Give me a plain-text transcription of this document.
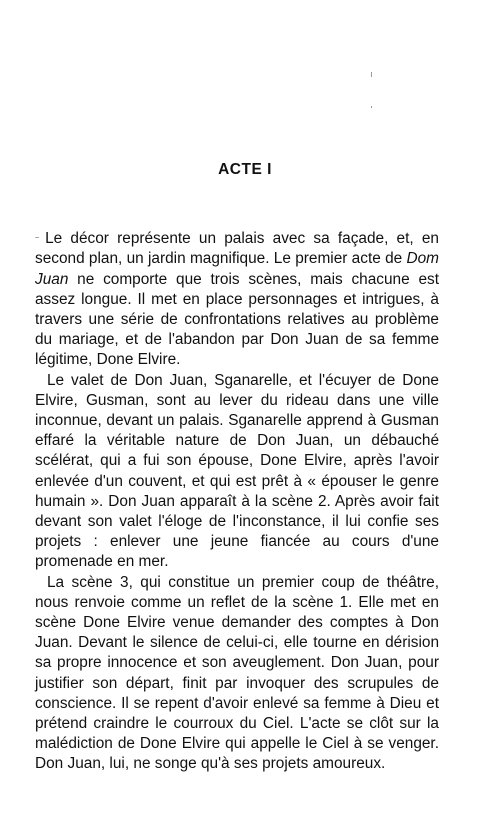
ACTE I

~ Le décor représente un palais avec sa façade, et, en second plan, un jardin magnifique. Le premier acte de Dom Juan ne comporte que trois scènes, mais chacune est assez longue. Il met en place personnages et intrigues, à travers une série de confrontations relatives au problème du mariage, et de l'abandon par Don Juan de sa femme légitime, Done Elvire.

Le valet de Don Juan, Sganarelle, et l'écuyer de Done Elvire, Gusman, sont au lever du rideau dans une ville inconnue, devant un palais. Sganarelle apprend à Gusman effaré la véritable nature de Don Juan, un débauché scélérat, qui a fui son épouse, Done Elvire, après l'avoir enlevée d'un couvent, et qui est prêt à « épouser le genre humain ». Don Juan apparaît à la scène 2. Après avoir fait devant son valet l'éloge de l'inconstance, il lui confie ses projets : enlever une jeune fiancée au cours d'une promenade en mer.

La scène 3, qui constitue un premier coup de théâtre, nous renvoie comme un reflet de la scène 1. Elle met en scène Done Elvire venue demander des comptes à Don Juan. Devant le silence de celui-ci, elle tourne en dérision sa propre innocence et son aveuglement. Don Juan, pour justifier son départ, finit par invoquer des scrupules de conscience. Il se repent d'avoir enlevé sa femme à Dieu et prétend craindre le courroux du Ciel. L'acte se clôt sur la malédiction de Done Elvire qui appelle le Ciel à se venger. Don Juan, lui, ne songe qu'à ses projets amoureux.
● ● ●
_STATED TASK_
Where a line of the material above holds the string "femme", copy that line.

_THE COMPLETED TASK_
~ Le décor représente un palais avec sa façade, et, en second plan, un jardin magnifique. Le premier acte de Dom Juan ne comporte que trois scènes, mais chacune est assez longue. Il met en place personnages et intrigues, à travers une série de confrontations relatives au problème du mariage, et de l'abandon par Don Juan de sa femme légitime, Done Elvire.
La scène 3, qui constitue un premier coup de théâtre, nous renvoie comme un reflet de la scène 1. Elle met en scène Done Elvire venue demander des comptes à Don Juan. Devant le silence de celui-ci, elle tourne en dérision sa propre innocence et son aveuglement. Don Juan, pour justifier son départ, finit par invoquer des scrupules de conscience. Il se repent d'avoir enlevé sa femme à Dieu et prétend craindre le courroux du Ciel. L'acte se clôt sur la malédiction de Done Elvire qui appelle le Ciel à se venger. Don Juan, lui, ne songe qu'à ses projets amoureux.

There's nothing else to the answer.